Data extracted from a collection:
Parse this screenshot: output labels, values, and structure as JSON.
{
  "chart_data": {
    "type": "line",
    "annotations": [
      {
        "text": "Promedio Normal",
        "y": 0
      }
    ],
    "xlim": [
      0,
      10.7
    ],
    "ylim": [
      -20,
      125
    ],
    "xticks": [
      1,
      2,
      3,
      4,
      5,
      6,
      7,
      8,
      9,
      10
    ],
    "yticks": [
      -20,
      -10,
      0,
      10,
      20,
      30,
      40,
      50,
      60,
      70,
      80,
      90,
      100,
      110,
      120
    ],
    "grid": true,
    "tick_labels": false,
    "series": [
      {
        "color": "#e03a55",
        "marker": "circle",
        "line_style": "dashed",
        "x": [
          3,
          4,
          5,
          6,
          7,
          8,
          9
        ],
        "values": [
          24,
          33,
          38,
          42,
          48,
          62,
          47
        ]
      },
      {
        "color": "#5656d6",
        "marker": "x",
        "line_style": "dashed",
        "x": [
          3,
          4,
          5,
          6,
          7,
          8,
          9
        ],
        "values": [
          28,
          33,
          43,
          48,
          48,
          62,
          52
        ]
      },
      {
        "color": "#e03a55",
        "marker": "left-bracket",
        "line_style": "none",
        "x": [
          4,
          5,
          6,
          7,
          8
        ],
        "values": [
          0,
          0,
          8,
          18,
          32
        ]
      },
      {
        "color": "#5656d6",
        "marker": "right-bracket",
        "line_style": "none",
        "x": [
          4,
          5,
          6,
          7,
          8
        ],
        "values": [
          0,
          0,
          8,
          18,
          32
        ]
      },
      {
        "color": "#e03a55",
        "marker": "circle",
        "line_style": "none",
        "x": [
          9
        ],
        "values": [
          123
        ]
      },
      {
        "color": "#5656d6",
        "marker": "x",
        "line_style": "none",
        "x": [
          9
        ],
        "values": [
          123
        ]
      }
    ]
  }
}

BRIEF
Extract every record and return it verbatim.

SOLUTION BELOW
Parse this screenshot: output labels, values, and structure as JSON.
{
  "chart_data": {
    "type": "line",
    "annotations": [
      {
        "text": "Promedio Normal",
        "y": 0
      }
    ],
    "xlim": [
      0,
      10.7
    ],
    "ylim": [
      -20,
      125
    ],
    "xticks": [
      1,
      2,
      3,
      4,
      5,
      6,
      7,
      8,
      9,
      10
    ],
    "yticks": [
      -20,
      -10,
      0,
      10,
      20,
      30,
      40,
      50,
      60,
      70,
      80,
      90,
      100,
      110,
      120
    ],
    "grid": true,
    "tick_labels": false,
    "series": [
      {
        "color": "#e03a55",
        "marker": "circle",
        "line_style": "dashed",
        "x": [
          3,
          4,
          5,
          6,
          7,
          8,
          9
        ],
        "values": [
          24,
          33,
          38,
          42,
          48,
          62,
          47
        ]
      },
      {
        "color": "#5656d6",
        "marker": "x",
        "line_style": "dashed",
        "x": [
          3,
          4,
          5,
          6,
          7,
          8,
          9
        ],
        "values": [
          28,
          33,
          43,
          48,
          48,
          62,
          52
        ]
      },
      {
        "color": "#e03a55",
        "marker": "left-bracket",
        "line_style": "none",
        "x": [
          4,
          5,
          6,
          7,
          8
        ],
        "values": [
          0,
          0,
          8,
          18,
          32
        ]
      },
      {
        "color": "#5656d6",
        "marker": "right-bracket",
        "line_style": "none",
        "x": [
          4,
          5,
          6,
          7,
          8
        ],
        "values": [
          0,
          0,
          8,
          18,
          32
        ]
      },
      {
        "color": "#e03a55",
        "marker": "circle",
        "line_style": "none",
        "x": [
          9
        ],
        "values": [
          123
        ]
      },
      {
        "color": "#5656d6",
        "marker": "x",
        "line_style": "none",
        "x": [
          9
        ],
        "values": [
          123
        ]
      }
    ]
  }
}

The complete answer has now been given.